_TASK OBJECTIVE:_
Tally the lines below that contain "loss". The number is the whole answer.

Stored records
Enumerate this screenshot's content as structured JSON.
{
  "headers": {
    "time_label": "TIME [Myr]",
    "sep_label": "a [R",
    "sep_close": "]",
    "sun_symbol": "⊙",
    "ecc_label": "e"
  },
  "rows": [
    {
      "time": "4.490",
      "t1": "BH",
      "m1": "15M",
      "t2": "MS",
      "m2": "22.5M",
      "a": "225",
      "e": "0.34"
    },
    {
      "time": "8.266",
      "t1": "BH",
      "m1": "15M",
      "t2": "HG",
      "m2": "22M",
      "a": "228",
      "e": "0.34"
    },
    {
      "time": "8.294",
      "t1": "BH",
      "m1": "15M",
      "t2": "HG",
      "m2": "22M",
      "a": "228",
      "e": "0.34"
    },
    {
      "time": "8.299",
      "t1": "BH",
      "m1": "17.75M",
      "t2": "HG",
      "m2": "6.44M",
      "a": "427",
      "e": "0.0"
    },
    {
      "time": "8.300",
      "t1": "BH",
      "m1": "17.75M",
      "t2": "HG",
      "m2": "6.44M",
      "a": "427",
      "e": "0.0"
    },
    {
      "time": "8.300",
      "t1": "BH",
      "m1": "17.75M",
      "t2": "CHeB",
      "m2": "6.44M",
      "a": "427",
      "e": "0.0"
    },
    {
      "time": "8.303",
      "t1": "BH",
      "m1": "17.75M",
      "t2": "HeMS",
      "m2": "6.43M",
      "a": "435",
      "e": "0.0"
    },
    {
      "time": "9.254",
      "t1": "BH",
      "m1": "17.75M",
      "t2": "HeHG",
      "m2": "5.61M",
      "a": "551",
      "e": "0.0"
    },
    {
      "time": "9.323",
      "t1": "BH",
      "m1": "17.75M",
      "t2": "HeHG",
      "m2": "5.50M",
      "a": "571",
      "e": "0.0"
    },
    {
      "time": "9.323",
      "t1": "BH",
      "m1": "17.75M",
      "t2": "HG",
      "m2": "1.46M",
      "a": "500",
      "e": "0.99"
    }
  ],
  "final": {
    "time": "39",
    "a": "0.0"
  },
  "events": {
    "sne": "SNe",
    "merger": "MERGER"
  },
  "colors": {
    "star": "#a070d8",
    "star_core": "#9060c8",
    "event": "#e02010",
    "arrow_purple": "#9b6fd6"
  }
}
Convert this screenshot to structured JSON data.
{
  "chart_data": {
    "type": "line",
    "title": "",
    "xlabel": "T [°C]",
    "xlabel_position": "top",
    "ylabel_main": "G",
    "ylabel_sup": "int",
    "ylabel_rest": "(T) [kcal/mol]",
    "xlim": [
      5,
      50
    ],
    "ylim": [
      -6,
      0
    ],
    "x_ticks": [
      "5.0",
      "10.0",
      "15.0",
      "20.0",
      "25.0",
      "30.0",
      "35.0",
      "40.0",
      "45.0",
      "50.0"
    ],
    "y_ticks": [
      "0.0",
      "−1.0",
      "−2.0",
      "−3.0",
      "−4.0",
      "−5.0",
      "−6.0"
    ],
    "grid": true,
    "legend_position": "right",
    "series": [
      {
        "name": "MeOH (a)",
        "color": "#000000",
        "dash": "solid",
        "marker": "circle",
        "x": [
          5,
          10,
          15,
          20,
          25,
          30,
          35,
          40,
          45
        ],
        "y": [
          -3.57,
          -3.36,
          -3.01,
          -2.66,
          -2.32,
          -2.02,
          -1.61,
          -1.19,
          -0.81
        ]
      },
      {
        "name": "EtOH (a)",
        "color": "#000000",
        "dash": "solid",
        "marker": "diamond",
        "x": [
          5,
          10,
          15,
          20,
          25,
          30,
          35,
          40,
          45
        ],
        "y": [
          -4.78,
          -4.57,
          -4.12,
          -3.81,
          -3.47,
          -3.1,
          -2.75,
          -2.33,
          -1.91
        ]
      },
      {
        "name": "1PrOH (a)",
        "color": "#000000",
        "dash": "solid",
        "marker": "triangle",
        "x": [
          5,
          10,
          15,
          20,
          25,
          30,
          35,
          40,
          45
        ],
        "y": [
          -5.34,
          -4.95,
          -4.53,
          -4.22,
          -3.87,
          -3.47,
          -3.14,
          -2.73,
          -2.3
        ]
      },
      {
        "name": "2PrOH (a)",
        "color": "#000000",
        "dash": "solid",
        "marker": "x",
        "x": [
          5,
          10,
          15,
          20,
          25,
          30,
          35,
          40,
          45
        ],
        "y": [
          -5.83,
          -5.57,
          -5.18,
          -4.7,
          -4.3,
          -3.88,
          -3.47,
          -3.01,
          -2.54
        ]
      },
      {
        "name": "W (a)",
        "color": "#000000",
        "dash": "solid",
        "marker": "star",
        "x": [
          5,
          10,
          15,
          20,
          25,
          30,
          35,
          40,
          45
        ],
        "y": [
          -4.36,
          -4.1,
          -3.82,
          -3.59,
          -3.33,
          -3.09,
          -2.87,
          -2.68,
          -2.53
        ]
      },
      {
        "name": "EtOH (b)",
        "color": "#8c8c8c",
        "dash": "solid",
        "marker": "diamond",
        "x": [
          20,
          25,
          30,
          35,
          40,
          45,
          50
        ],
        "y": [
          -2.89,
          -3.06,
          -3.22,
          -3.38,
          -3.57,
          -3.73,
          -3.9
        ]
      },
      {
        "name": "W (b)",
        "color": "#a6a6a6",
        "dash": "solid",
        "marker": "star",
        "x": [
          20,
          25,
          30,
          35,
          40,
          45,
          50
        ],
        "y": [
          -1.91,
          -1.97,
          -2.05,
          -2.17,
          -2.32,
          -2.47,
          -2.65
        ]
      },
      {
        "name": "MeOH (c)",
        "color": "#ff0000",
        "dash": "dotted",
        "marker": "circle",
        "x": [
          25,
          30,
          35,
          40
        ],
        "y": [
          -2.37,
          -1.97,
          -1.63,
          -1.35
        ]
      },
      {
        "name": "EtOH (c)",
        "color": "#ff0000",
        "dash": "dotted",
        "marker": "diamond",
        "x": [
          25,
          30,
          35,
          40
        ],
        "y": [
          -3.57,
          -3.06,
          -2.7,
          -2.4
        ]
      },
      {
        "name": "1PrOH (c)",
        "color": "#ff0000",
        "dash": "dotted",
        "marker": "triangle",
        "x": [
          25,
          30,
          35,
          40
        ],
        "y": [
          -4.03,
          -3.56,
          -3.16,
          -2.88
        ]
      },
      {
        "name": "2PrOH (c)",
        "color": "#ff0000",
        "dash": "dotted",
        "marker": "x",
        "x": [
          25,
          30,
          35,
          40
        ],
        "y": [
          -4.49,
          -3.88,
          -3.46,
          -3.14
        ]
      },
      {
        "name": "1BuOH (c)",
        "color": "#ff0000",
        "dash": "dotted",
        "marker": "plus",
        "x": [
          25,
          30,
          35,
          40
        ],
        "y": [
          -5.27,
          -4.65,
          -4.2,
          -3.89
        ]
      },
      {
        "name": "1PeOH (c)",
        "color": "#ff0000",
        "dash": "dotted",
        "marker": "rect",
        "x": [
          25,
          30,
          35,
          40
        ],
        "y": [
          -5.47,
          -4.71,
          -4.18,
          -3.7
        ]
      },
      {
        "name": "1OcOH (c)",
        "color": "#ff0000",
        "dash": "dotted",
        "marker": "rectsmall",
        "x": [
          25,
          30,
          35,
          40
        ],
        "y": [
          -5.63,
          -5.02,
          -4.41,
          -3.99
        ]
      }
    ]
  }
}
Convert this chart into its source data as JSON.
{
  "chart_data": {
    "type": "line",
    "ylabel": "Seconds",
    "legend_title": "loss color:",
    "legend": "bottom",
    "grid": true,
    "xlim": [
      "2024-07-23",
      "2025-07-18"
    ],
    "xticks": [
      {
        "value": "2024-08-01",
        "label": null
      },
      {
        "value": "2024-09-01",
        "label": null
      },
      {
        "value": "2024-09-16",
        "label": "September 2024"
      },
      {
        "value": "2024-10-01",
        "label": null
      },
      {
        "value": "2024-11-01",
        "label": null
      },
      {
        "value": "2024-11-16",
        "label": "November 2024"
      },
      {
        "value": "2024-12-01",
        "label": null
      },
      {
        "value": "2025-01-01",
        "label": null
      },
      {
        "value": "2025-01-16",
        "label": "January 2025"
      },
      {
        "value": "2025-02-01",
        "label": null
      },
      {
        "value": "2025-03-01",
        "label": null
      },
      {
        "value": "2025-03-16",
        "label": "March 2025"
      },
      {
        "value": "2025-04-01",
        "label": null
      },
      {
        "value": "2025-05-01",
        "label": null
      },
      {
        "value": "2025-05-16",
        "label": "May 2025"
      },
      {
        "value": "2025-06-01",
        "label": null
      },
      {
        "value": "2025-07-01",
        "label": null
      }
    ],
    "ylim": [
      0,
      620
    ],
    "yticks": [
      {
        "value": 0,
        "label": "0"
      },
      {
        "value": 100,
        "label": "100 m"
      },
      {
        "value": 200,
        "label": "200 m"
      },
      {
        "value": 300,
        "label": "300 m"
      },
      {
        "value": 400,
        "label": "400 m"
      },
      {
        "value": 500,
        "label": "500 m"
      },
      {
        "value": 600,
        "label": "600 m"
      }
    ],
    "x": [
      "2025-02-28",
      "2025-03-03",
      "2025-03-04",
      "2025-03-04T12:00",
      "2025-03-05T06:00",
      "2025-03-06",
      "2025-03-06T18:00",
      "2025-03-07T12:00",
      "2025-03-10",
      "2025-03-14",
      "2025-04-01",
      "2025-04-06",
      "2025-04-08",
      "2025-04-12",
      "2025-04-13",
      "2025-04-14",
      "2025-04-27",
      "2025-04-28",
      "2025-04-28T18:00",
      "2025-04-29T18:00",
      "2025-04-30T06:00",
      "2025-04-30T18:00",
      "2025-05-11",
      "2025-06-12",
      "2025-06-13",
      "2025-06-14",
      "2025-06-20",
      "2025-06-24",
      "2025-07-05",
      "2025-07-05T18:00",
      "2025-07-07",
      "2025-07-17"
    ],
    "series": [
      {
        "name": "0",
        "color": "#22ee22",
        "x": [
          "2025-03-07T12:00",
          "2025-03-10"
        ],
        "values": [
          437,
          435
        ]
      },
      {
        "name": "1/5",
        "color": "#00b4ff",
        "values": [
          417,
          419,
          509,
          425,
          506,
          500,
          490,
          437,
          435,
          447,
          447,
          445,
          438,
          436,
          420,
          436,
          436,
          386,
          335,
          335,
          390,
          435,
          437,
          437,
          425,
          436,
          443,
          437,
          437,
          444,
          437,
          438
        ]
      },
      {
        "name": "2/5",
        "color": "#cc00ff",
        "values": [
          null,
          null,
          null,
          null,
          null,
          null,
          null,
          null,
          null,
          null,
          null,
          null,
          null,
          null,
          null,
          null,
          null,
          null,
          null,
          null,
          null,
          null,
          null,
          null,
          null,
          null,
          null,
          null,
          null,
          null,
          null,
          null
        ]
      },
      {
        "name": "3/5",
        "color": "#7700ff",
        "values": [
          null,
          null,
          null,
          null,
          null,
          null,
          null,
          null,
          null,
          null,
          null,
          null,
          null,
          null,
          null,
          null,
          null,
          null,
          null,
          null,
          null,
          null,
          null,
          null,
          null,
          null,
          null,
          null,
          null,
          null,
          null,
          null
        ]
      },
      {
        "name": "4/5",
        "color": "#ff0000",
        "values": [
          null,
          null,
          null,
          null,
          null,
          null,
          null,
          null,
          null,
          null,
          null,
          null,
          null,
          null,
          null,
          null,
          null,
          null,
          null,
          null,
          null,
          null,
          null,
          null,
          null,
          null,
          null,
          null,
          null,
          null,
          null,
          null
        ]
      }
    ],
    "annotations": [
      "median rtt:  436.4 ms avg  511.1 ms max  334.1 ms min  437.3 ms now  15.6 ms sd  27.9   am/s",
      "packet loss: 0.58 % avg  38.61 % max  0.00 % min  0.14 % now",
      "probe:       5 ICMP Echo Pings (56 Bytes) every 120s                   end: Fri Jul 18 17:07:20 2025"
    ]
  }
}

_TASK RESULT:_
2